Dataset items
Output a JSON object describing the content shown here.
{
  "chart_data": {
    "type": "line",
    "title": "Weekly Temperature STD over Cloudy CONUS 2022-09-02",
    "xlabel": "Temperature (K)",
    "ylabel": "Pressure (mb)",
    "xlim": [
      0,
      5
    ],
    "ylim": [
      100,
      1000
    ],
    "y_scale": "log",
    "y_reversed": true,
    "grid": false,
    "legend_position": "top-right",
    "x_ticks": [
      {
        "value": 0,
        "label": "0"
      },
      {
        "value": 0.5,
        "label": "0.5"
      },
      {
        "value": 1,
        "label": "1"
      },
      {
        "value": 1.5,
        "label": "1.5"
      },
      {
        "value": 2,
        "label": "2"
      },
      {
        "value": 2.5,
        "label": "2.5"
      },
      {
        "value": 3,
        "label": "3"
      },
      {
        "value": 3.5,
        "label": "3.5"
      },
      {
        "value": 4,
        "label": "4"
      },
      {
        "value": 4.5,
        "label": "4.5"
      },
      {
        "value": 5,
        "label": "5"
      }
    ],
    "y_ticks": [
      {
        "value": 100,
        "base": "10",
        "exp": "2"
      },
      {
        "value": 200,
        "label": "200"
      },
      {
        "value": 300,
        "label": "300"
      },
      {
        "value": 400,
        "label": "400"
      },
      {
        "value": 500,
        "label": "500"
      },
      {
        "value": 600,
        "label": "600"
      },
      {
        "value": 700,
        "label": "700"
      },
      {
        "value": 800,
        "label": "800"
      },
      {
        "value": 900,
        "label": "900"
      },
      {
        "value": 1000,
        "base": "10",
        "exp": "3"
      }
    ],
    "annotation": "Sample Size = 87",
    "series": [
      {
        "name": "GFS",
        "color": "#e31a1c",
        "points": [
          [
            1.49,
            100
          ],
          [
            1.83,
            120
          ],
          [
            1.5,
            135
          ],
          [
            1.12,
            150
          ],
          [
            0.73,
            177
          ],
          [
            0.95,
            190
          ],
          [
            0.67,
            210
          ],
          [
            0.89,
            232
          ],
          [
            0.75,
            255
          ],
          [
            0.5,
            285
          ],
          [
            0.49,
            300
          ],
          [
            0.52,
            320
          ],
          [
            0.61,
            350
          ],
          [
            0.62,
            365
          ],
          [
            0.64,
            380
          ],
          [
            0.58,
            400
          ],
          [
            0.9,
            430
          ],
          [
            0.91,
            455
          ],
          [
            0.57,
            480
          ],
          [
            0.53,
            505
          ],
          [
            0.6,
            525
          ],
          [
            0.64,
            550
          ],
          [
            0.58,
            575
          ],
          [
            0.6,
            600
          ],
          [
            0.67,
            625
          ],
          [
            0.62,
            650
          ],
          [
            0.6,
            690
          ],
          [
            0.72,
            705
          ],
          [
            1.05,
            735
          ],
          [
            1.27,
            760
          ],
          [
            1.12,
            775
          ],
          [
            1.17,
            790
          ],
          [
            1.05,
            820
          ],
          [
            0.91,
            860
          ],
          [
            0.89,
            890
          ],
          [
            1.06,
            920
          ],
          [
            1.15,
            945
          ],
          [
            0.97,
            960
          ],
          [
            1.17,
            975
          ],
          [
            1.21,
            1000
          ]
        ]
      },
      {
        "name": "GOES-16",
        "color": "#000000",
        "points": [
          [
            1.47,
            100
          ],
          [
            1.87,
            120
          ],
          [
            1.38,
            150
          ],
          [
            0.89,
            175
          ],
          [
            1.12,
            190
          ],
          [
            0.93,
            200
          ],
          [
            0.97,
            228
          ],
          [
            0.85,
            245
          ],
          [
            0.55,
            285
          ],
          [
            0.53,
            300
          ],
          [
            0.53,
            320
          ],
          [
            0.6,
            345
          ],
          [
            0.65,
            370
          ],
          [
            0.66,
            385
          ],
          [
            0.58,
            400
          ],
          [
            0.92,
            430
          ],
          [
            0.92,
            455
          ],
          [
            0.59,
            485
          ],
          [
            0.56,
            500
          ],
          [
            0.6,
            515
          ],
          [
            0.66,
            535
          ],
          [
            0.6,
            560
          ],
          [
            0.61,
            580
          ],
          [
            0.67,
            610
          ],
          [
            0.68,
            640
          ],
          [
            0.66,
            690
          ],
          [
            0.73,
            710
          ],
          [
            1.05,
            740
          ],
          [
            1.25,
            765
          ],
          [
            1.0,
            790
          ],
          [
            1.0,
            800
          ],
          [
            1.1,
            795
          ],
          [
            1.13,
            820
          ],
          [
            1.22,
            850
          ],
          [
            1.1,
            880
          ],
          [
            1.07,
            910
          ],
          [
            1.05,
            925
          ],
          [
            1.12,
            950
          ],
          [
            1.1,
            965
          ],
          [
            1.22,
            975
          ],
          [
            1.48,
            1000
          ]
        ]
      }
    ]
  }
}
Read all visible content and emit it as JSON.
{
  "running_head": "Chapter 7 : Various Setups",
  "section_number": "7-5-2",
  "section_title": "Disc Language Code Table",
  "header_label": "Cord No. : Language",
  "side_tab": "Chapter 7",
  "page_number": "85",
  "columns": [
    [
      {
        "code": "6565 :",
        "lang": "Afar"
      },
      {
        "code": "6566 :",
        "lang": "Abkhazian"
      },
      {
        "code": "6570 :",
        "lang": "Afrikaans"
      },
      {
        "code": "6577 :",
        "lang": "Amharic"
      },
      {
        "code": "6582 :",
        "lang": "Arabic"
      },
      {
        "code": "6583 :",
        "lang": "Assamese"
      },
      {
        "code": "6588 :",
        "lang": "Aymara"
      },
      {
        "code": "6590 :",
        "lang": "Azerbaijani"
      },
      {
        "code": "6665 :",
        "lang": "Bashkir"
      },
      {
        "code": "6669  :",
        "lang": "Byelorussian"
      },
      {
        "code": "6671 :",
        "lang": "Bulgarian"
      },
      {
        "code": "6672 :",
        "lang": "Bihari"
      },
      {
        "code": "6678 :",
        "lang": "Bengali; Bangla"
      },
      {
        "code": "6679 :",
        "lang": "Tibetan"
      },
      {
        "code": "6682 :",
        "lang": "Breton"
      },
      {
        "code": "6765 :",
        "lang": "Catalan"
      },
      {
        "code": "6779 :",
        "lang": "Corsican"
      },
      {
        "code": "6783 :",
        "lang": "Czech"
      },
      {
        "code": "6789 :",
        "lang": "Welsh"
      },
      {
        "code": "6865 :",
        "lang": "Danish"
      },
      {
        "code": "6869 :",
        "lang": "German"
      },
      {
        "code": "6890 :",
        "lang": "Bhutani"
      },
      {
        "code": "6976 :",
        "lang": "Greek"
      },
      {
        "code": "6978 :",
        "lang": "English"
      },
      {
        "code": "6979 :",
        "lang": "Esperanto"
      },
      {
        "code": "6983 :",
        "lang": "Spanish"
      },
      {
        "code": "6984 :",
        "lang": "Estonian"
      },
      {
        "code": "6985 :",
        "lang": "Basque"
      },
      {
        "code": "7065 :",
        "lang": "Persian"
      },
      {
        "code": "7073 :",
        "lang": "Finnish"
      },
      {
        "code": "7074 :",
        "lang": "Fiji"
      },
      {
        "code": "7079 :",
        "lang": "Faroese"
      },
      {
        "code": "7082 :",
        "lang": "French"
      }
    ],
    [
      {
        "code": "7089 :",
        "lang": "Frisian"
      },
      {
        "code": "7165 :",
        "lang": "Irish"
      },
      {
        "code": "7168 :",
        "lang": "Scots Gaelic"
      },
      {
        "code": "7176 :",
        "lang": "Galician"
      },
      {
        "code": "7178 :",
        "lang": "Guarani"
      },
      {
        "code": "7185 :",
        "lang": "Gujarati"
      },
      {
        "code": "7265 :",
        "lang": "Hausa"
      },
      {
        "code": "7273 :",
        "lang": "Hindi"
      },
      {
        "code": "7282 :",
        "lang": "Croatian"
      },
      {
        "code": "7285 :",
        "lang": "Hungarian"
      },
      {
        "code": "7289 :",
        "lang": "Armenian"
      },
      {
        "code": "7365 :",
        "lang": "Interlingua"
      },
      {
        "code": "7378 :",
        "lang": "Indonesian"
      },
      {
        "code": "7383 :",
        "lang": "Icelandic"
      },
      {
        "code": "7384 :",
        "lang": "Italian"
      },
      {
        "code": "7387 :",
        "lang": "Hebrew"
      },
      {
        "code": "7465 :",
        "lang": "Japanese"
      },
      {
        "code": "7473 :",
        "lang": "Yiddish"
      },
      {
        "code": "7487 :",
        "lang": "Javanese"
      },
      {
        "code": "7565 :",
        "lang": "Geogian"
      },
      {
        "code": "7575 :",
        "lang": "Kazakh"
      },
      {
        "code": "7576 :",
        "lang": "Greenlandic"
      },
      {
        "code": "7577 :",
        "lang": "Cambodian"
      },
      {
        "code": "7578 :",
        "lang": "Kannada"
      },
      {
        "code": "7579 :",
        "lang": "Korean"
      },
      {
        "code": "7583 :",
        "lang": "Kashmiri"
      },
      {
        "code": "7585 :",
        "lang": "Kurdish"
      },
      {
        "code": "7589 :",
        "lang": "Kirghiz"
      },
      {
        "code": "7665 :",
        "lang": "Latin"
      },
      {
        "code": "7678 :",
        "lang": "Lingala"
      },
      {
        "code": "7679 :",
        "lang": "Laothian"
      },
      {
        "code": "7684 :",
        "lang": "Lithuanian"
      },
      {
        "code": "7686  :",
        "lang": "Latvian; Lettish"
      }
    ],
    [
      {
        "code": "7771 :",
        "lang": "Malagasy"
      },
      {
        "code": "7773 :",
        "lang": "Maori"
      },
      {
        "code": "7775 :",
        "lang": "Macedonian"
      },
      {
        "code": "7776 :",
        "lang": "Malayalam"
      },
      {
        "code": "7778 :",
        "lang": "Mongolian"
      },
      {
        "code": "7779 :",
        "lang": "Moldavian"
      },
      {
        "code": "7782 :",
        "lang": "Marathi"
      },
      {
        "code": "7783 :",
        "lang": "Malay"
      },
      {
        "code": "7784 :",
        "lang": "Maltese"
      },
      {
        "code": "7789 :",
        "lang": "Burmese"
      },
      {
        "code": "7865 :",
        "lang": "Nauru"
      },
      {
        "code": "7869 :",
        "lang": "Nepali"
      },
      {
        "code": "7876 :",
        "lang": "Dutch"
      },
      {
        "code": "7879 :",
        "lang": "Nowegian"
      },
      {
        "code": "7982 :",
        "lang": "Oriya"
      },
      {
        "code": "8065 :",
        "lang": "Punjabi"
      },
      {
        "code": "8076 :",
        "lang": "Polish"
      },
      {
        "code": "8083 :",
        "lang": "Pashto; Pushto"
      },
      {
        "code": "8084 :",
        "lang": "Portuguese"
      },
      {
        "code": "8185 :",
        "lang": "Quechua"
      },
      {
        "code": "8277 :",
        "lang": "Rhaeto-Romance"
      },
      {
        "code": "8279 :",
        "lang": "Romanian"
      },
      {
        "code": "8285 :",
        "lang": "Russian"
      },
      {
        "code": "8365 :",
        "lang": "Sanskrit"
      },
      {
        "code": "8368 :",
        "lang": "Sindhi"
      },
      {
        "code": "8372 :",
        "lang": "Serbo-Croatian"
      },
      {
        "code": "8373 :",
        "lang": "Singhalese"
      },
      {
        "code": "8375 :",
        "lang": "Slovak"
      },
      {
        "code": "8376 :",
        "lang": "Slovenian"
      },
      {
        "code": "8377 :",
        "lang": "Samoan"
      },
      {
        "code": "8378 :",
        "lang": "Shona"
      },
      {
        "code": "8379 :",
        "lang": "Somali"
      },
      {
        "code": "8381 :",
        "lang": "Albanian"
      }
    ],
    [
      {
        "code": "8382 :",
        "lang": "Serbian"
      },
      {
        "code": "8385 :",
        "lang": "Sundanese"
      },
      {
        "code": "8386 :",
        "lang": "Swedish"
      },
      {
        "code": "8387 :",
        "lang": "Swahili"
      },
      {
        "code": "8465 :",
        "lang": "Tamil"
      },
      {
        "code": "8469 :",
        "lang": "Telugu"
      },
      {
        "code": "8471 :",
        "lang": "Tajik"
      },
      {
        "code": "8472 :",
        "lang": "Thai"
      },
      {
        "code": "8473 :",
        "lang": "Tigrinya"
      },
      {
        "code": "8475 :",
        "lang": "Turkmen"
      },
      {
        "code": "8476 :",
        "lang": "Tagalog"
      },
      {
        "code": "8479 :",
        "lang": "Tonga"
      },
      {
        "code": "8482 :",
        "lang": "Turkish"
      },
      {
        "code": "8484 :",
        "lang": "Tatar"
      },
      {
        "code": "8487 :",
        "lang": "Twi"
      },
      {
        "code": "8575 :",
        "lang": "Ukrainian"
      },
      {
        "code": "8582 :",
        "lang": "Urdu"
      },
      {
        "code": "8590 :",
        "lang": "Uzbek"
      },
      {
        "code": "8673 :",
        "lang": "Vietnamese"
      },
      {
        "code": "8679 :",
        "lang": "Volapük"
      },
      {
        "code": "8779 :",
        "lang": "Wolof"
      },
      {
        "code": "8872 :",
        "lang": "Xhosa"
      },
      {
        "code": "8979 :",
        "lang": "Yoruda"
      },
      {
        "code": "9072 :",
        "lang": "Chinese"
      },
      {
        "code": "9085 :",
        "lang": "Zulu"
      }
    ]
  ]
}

Requirement:
For each line of the entries that includes "JSON", show that line.

Solution to this problem:
Output a JSON object describing the content shown here.
Read all visible content and emit it as JSON.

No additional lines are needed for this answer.